Chart and figure data
========
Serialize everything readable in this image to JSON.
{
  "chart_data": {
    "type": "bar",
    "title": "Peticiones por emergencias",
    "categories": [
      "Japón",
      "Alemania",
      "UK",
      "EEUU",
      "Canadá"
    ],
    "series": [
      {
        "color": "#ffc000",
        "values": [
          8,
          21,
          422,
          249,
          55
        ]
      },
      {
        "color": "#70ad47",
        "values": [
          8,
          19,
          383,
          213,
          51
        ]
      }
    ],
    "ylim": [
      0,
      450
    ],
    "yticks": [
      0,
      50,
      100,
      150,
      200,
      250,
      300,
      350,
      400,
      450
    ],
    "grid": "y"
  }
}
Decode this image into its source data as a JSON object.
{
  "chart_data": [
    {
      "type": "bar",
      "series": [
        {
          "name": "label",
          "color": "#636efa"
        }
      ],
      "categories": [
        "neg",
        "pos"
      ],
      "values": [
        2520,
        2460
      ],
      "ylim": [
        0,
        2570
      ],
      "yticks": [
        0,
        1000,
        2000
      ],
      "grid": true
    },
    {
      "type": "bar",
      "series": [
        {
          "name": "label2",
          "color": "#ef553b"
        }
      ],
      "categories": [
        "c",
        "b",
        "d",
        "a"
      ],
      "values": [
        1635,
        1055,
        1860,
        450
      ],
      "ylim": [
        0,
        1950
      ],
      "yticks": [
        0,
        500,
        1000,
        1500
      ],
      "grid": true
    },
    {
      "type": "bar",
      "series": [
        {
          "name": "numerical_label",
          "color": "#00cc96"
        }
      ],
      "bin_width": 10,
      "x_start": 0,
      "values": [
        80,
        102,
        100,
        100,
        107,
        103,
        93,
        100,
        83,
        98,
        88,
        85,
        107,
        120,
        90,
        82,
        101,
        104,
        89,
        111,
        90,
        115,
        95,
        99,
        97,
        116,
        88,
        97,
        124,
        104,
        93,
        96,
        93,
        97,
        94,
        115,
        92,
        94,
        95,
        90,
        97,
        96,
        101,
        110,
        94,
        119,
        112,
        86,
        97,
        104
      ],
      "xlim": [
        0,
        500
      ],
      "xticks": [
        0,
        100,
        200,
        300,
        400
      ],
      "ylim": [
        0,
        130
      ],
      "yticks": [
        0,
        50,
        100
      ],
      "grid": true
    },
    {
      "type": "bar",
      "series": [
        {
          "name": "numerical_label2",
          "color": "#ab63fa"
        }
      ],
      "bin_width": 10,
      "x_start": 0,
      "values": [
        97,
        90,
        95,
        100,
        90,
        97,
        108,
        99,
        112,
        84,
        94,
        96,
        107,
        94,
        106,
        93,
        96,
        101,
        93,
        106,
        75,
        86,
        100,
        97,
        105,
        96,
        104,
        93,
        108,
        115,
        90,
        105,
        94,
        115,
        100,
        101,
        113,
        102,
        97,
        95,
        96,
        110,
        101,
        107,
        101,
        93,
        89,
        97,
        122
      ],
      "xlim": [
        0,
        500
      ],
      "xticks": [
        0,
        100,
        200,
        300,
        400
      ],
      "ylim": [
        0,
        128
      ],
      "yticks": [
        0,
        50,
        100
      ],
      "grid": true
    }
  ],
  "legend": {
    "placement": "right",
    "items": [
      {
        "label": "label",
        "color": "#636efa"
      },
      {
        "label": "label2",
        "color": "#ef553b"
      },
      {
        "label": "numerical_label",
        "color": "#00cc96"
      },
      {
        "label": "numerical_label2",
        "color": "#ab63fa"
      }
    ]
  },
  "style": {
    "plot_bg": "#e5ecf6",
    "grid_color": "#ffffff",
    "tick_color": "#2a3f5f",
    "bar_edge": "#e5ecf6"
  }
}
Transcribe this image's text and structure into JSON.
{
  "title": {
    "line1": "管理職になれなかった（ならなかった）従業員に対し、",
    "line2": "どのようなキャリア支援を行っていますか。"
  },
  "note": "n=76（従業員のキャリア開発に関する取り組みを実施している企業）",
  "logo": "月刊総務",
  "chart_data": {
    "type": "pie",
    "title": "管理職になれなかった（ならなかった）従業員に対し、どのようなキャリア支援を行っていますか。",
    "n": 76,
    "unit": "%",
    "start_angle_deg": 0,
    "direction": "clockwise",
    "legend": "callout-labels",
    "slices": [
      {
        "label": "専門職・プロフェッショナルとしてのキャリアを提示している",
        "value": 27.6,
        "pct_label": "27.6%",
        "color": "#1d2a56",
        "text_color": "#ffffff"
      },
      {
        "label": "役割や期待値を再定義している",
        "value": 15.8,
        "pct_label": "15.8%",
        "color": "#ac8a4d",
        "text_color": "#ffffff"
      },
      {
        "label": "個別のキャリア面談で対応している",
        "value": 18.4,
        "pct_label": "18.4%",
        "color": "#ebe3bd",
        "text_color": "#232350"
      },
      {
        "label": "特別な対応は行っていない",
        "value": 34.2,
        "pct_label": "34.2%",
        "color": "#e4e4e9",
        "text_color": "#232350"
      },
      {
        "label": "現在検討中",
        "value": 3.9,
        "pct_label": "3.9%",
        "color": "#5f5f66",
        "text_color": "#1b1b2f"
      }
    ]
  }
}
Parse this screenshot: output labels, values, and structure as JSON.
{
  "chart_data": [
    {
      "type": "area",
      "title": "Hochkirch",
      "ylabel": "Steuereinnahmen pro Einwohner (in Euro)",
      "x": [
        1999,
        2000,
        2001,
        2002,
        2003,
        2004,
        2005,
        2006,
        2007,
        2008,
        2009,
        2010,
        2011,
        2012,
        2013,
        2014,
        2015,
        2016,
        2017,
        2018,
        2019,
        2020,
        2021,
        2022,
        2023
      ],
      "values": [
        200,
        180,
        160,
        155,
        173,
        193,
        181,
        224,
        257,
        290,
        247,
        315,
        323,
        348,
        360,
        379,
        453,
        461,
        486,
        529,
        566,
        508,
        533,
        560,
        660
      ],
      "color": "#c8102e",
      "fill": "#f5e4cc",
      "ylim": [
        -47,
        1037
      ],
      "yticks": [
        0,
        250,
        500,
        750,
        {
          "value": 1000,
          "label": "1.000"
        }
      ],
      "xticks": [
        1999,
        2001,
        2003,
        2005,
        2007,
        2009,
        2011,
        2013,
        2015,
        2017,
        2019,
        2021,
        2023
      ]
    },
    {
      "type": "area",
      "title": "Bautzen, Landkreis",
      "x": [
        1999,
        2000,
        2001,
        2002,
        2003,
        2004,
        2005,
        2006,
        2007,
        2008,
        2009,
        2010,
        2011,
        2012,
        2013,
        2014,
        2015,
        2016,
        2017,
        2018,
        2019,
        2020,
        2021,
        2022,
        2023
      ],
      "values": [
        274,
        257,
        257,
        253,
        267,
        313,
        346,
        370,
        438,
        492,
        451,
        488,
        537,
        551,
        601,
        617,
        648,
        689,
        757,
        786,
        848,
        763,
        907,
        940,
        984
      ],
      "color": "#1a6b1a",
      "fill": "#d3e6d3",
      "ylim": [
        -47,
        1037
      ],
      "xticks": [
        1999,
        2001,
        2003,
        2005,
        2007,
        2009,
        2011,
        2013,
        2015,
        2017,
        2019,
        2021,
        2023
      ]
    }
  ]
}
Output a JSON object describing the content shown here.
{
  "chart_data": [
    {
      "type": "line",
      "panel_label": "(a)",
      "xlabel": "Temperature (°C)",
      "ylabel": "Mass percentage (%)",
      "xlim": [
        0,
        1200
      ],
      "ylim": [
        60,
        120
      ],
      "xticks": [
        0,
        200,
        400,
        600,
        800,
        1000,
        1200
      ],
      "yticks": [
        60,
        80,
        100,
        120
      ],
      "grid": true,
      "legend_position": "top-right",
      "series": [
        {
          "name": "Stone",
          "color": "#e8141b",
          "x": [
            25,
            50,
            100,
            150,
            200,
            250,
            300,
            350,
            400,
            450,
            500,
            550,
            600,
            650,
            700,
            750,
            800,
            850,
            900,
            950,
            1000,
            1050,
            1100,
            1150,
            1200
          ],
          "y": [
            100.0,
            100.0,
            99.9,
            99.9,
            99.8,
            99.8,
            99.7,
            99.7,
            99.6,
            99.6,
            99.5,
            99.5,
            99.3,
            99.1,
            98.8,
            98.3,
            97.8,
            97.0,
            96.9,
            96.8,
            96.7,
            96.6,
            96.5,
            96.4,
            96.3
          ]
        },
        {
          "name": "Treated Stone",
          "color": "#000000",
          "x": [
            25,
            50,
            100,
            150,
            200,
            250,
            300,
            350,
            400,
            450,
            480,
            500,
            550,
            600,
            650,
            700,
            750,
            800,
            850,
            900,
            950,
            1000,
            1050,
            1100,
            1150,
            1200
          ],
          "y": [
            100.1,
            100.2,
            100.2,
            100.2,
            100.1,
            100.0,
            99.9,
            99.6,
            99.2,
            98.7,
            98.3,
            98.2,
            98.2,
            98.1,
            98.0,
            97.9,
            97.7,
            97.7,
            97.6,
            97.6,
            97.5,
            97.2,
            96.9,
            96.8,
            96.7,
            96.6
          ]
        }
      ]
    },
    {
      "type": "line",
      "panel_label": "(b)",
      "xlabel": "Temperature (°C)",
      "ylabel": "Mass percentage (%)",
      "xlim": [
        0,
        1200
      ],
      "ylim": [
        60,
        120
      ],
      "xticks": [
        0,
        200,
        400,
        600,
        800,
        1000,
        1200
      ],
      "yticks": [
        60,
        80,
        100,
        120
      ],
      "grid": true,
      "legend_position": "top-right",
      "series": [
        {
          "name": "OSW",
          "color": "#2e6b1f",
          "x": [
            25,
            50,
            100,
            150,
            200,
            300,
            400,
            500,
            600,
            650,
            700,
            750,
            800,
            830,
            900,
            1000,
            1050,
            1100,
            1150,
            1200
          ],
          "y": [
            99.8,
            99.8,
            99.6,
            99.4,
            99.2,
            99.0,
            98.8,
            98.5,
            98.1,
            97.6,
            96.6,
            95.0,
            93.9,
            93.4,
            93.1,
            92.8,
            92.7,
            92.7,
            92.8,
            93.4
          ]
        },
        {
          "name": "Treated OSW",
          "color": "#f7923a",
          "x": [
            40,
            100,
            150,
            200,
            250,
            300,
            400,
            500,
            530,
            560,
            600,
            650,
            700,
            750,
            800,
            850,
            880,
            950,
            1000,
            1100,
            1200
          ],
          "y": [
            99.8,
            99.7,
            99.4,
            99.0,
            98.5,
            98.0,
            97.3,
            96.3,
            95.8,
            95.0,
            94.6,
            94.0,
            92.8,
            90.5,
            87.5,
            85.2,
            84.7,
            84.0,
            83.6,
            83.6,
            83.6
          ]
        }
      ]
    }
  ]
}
========
Look through the data above. Find each line with the string "this" and copy it.

Serialize everything readable in this image to JSON.
Decode this image into its source data as a JSON object.
Transcribe this image's text and structure into JSON.
Parse this screenshot: output labels, values, and structure as JSON.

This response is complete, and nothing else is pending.